Excerpt below:
One Day After Siem Reap Shootings, Few Answers

One man was still missing and presumed dead Monday, a day after around 95 police and military police reportedly opened fire on a group of 300 farmers involved in a land conflict in Siem Reap province’s Chi Kreng district, according to a rights group official.

Mean Morng, a 27-year-old farmer, who witnesses say was shot in the stomach and died, was still missing following Sunday’s clash, said Adhoc Provincial Coordinator Mao Yin, while three others who were missing Sunday had been found and checked into Siem Reap municipal referral hospital with serious injuries.

Luon Meat, 29, was shot in both thighs; his uncle, 46-year-old Luon Vinh, suffered a serious knee injury; and Tuy Khom, 33, was injured in the right ear and temple, Mao Yin said.

Siem Reap authorities claim that while carrying out a court-ordered intervention, police fired their guns when they faced hundreds of Chi Kreng district villagers carrying machetes and wooden sticks. The villagers say police opened fire on them while they were going to work on their rice fields in Anlong Samnor commune and denied that they were wielding weapons.

Ti Sovanthal, Siem Reap Municipal Court prosecutor, said nine of the 44 villagers detained Sunday following the dispute had been arrested and charged Monday with stealing rice from the disputed land. He said the suspects would appear in Siem Reap Municipal Court today.

“Nine villagers were arrested and charged with rice robbery…because nobody is allowed to farm on the disputed land,” he said Monday.
End of Excerpt.
Set of tasks
1. Answer these questions using the article on the Siem Reap shootings.
(a) How old was Mean Morng?
(b) At which hospital were the three people found after being missing on Sunday checked in?
(c) What charge did the nine arrested villagers face?
2. Continue the article on the Siem Reap shootings from its final sentence.
Recorded data below:
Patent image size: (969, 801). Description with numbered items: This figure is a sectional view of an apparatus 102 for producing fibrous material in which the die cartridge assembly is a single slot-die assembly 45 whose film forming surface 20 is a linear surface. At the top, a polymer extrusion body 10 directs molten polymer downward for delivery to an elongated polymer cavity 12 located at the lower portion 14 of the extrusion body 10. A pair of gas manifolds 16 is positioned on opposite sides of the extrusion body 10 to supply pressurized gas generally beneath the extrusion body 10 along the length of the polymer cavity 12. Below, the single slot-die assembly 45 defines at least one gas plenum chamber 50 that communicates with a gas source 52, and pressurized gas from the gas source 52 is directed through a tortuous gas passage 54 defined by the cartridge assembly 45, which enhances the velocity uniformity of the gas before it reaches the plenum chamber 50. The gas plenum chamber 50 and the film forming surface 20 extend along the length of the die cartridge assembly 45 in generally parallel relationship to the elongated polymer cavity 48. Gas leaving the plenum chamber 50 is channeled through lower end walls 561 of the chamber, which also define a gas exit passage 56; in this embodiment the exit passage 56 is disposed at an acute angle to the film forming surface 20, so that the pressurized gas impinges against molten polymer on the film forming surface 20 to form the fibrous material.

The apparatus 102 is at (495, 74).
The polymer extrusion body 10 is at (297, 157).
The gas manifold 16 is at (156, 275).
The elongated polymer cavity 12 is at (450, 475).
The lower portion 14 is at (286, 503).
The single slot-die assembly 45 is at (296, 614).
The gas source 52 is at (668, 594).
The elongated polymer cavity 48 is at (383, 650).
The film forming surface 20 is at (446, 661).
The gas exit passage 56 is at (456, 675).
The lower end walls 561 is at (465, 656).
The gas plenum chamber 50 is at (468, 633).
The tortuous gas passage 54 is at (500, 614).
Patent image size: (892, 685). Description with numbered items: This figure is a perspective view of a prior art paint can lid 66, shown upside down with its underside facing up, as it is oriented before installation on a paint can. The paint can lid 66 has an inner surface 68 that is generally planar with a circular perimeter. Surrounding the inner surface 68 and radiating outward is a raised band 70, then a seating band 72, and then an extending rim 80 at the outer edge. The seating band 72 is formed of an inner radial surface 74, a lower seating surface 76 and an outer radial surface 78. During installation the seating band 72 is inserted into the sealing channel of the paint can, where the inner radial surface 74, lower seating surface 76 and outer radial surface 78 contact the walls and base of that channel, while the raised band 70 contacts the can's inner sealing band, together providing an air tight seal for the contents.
End of Recorded data.
Exercise answers
1.
(a) 27
(b) Siem Reap municipal referral hospital
(c) Stealing rice from the disputed land

2.
The incident is the latest in an ongoing land dispute between authorities and around 200 families in Anlong Samnor commune over 475 hectares of land, which the villagers claim is theirs.

The villagers accuse authorities, including Chi Kreng district Governor Kao Sophoan, of plotting to secretly sell the land, which villagers have been farming since 1981.

The dispute escalated in January when about 300 villagers involved in the dispute protested and burned tires for almost three weeks outside the Siem Reap municipal courthouse, calling for the release of two village representatives and a journalist, claiming that they were wrongly jailed. The men were eventually released on bail by order of the Appeal Court on Jan 30.Keo Sophoan, who has previously denied the villagers’ accusations, declined Monday to comment on the escalation in the dispute .

SRP lawmaker Ke Sovannroth said Monday that the opposition party had sent a letter to National Assembly President Heng Samrin and Interior Minister Sar Kheng calling for an investigation into the police violence.